| Excerpts from a figure dataset |
--------------------
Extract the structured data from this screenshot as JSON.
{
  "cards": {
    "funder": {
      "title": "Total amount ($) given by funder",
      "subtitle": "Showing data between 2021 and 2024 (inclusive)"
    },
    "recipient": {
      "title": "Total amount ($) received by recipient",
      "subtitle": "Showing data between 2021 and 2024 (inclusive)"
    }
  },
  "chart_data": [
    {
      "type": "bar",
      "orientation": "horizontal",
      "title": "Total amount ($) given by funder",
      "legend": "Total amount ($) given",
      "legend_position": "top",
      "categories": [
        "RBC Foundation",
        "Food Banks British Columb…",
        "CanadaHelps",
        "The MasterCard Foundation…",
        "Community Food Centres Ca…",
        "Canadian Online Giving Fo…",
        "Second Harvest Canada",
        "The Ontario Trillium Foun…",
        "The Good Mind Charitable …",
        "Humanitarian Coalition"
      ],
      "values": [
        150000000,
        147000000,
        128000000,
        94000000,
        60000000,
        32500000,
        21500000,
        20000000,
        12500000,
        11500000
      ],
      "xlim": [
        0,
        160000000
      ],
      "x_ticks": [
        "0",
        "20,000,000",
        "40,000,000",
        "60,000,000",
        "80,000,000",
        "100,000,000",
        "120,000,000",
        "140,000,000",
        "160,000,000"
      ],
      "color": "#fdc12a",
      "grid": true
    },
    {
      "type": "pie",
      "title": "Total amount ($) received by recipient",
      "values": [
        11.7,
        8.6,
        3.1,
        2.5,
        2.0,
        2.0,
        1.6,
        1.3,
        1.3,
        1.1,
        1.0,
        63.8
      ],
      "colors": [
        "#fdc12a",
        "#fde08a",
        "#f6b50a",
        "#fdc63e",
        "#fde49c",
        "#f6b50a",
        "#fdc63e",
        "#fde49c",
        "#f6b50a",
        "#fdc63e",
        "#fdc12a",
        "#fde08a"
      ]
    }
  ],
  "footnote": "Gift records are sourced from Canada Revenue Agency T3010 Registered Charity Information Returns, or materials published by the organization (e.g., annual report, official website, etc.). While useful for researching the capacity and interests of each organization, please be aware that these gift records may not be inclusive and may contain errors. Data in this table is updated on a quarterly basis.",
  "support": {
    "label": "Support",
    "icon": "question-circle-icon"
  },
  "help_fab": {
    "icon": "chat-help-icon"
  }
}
--------------------
| Aim |
Your task is to output the full set of records exactly as presented.

| Result of the task |
Extract the structured data from this screenshot as JSON.
{
  "cards": {
    "funder": {
      "title": "Total amount ($) given by funder",
      "subtitle": "Showing data between 2021 and 2024 (inclusive)"
    },
    "recipient": {
      "title": "Total amount ($) received by recipient",
      "subtitle": "Showing data between 2021 and 2024 (inclusive)"
    }
  },
  "chart_data": [
    {
      "type": "bar",
      "orientation": "horizontal",
      "title": "Total amount ($) given by funder",
      "legend": "Total amount ($) given",
      "legend_position": "top",
      "categories": [
        "RBC Foundation",
        "Food Banks British Columb…",
        "CanadaHelps",
        "The MasterCard Foundation…",
        "Community Food Centres Ca…",
        "Canadian Online Giving Fo…",
        "Second Harvest Canada",
        "The Ontario Trillium Foun…",
        "The Good Mind Charitable …",
        "Humanitarian Coalition"
      ],
      "values": [
        150000000,
        147000000,
        128000000,
        94000000,
        60000000,
        32500000,
        21500000,
        20000000,
        12500000,
        11500000
      ],
      "xlim": [
        0,
        160000000
      ],
      "x_ticks": [
        "0",
        "20,000,000",
        "40,000,000",
        "60,000,000",
        "80,000,000",
        "100,000,000",
        "120,000,000",
        "140,000,000",
        "160,000,000"
      ],
      "color": "#fdc12a",
      "grid": true
    },
    {
      "type": "pie",
      "title": "Total amount ($) received by recipient",
      "values": [
        11.7,
        8.6,
        3.1,
        2.5,
        2.0,
        2.0,
        1.6,
        1.3,
        1.3,
        1.1,
        1.0,
        63.8
      ],
      "colors": [
        "#fdc12a",
        "#fde08a",
        "#f6b50a",
        "#fdc63e",
        "#fde49c",
        "#f6b50a",
        "#fdc63e",
        "#fde49c",
        "#f6b50a",
        "#fdc63e",
        "#fdc12a",
        "#fde08a"
      ]
    }
  ],
  "footnote": "Gift records are sourced from Canada Revenue Agency T3010 Registered Charity Information Returns, or materials published by the organization (e.g., annual report, official website, etc.). While useful for researching the capacity and interests of each organization, please be aware that these gift records may not be inclusive and may contain errors. Data in this table is updated on a quarterly basis.",
  "support": {
    "label": "Support",
    "icon": "question-circle-icon"
  },
  "help_fab": {
    "icon": "chat-help-icon"
  }
}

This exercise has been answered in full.